• _TASK DESCRIPTION_:
Work out the number of lines with "text" in them. Reply with that number and no other words.

** Start of EXTRACTED MATERIAL **

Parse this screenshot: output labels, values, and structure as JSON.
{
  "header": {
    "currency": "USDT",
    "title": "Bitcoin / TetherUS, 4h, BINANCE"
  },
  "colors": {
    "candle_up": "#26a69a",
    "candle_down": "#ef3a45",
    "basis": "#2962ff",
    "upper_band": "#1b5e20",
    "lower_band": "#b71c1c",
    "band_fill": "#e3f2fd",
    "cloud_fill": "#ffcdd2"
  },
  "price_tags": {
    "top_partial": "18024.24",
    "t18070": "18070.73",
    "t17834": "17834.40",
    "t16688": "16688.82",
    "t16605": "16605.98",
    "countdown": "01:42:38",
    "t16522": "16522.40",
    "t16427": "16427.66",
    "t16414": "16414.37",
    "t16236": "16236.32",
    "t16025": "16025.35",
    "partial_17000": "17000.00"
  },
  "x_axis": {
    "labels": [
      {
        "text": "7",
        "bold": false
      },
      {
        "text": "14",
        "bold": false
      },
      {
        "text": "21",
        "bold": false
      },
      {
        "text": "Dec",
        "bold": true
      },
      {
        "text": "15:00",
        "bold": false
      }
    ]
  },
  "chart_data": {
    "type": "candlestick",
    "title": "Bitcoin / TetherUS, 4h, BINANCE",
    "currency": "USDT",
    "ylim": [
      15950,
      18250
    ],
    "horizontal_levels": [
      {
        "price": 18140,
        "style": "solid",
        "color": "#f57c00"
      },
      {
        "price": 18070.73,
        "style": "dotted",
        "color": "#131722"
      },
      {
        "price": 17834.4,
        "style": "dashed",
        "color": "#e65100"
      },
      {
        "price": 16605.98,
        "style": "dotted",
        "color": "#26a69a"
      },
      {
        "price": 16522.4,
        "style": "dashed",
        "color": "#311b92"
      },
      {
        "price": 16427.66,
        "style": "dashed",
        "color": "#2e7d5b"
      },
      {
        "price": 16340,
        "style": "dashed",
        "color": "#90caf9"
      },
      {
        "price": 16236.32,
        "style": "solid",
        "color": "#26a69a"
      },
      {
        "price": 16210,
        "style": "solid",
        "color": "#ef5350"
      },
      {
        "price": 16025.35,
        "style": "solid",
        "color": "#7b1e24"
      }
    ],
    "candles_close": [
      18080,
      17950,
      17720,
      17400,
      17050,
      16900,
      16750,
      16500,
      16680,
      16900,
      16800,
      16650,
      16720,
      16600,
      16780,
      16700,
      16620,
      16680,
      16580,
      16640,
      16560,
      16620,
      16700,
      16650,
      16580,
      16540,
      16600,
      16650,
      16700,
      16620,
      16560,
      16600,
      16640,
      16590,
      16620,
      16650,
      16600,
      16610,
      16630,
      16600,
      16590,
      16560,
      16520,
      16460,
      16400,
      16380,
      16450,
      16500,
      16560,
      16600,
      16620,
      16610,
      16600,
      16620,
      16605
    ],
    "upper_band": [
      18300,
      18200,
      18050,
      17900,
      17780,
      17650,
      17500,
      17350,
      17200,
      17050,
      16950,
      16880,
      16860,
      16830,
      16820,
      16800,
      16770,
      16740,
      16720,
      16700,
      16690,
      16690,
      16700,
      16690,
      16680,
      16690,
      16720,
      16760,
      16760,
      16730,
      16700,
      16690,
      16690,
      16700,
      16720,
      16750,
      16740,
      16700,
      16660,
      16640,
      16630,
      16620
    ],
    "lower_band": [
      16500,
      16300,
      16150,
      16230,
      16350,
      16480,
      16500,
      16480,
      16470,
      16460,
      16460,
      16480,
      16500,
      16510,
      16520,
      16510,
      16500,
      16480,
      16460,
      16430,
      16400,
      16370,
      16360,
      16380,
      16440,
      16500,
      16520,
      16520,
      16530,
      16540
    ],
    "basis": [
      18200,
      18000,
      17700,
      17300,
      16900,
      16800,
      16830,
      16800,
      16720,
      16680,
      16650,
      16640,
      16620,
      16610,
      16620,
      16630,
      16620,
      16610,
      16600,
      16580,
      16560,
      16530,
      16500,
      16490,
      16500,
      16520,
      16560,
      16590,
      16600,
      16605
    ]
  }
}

** End of EXTRACTED MATERIAL **

• _RESULT BELOW_:
5